◆ **Stored items**:

★ ★ ★ ★ ★ ★ ★

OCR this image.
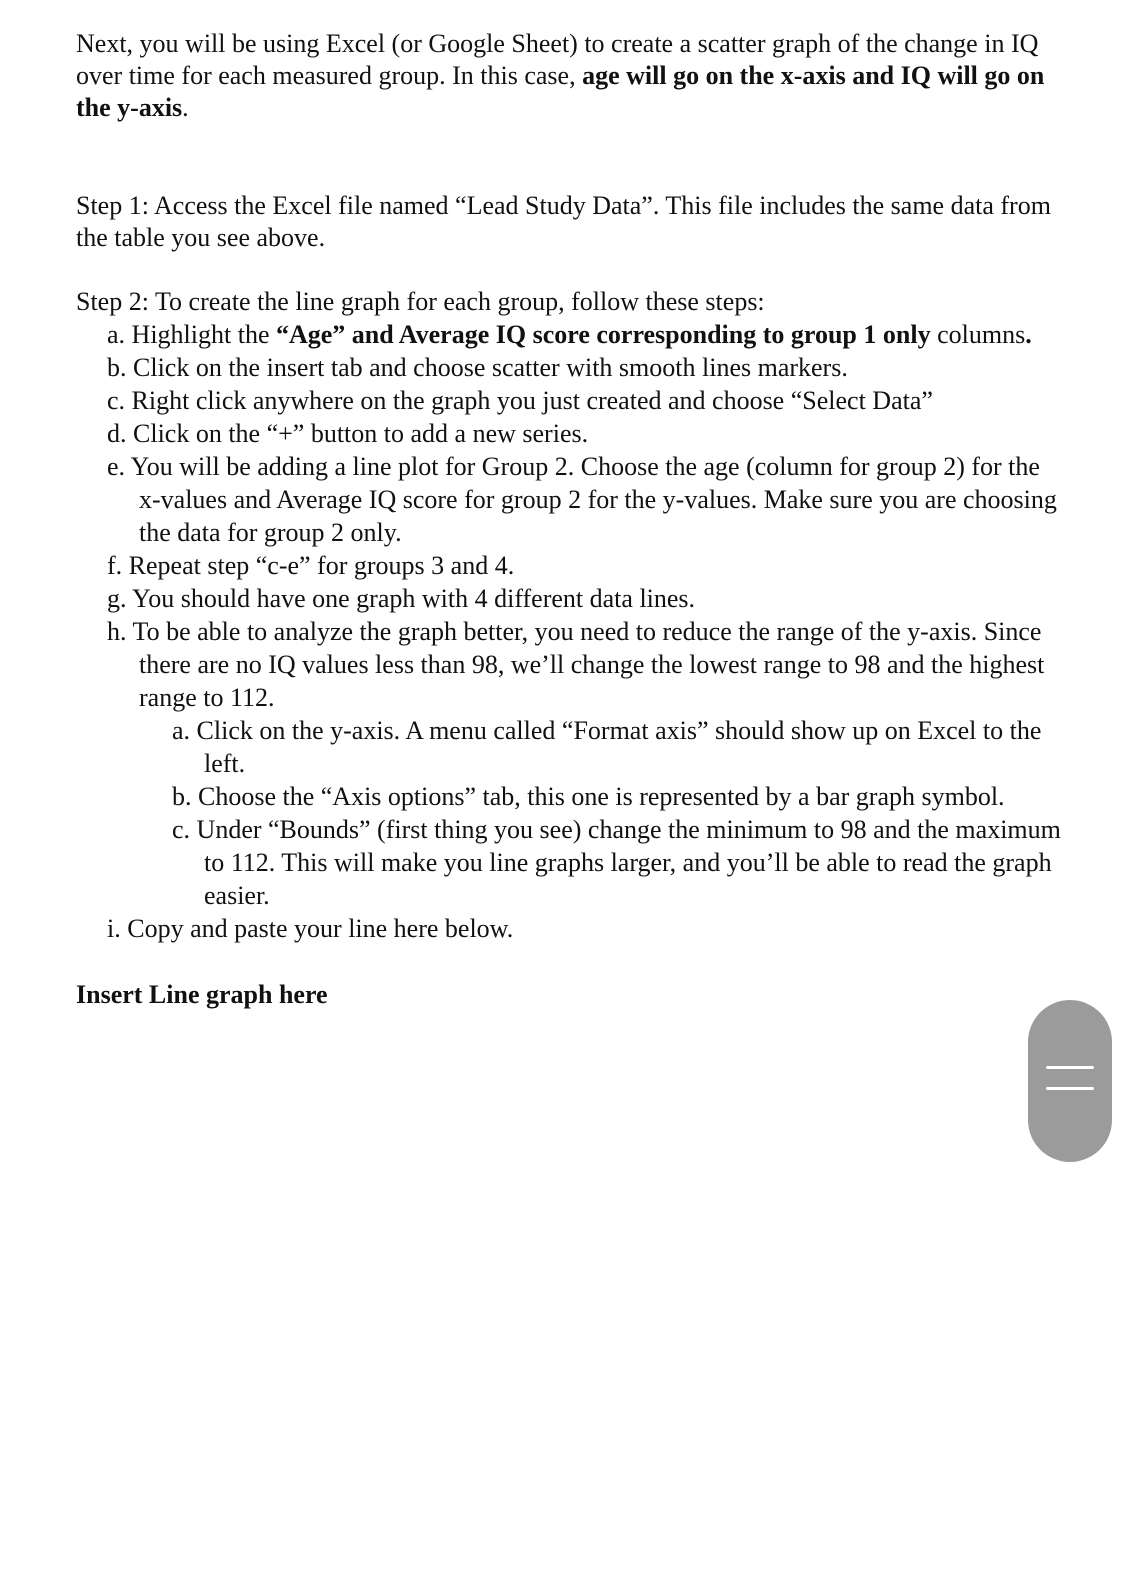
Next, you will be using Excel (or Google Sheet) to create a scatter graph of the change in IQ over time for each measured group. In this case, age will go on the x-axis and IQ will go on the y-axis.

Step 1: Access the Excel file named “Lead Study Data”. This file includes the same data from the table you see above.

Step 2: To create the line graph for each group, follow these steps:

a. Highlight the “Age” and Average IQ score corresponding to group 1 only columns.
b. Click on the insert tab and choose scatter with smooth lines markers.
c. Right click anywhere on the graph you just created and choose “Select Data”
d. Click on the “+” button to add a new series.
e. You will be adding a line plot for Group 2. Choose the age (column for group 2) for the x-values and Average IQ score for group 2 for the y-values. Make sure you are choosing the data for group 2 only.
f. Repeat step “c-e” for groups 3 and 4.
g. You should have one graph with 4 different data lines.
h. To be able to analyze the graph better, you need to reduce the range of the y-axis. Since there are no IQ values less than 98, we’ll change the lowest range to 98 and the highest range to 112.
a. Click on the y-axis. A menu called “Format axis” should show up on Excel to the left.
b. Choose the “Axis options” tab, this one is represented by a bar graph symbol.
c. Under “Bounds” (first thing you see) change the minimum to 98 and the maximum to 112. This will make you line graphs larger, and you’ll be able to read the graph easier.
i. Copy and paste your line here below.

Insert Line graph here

★ ★ ★ ★ ★ ★ ★

◆ **Requirement**: Go over the data above and copy every line that has the word "values" in it.

◆ **Written solution**:
e. You will be adding a line plot for Group 2. Choose the age (column for group 2) for the x-values and Average IQ score for group 2 for the y-values. Make sure you are choosing the data for group 2 only.
h. To be able to analyze the graph better, you need to reduce the range of the y-axis. Since there are no IQ values less than 98, we’ll change the lowest range to 98 and the highest range to 112.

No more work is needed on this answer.